** start Data to process **

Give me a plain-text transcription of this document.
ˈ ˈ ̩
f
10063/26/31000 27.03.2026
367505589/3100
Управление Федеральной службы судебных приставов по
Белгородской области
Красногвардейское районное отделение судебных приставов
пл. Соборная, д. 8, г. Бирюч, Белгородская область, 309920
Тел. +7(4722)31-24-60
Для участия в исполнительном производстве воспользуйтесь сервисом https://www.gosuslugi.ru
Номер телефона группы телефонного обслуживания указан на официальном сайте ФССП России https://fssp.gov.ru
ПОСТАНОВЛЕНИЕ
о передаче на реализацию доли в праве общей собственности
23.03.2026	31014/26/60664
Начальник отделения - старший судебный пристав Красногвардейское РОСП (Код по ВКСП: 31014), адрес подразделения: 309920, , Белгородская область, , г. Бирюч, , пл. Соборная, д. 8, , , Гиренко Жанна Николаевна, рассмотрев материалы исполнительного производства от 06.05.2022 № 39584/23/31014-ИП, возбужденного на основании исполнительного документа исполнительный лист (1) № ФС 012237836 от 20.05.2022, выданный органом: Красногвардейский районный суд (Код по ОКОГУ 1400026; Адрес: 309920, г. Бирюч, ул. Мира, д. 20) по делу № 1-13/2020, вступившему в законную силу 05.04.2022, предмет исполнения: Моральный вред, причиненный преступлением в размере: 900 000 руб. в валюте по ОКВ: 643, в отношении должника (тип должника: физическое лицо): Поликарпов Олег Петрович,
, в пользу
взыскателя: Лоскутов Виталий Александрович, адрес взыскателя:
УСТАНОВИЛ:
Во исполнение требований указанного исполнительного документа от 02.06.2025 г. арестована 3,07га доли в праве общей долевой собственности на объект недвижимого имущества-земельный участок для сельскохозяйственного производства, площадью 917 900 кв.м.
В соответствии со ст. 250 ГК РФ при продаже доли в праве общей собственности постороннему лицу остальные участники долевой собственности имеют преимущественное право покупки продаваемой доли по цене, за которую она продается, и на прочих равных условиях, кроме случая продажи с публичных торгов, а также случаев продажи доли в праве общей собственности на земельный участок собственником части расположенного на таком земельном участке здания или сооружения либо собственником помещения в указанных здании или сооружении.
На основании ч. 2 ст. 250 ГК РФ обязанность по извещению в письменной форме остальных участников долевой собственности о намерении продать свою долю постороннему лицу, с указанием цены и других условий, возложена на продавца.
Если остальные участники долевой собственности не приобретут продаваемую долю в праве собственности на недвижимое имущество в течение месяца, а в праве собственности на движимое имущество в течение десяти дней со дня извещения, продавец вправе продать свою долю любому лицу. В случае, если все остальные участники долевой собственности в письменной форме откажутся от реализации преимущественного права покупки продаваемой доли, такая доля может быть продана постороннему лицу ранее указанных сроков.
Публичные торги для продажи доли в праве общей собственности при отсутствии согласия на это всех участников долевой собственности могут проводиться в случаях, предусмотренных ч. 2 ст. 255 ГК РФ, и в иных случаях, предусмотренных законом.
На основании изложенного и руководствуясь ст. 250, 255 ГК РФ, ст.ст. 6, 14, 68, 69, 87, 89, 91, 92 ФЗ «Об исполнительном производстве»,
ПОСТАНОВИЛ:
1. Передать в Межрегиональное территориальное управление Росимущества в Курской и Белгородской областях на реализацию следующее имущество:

** end Data to process **

- **The problem**
Count every line in the entries above where the word "производстве" appears; respond with the number alone.

- **Written answer**
2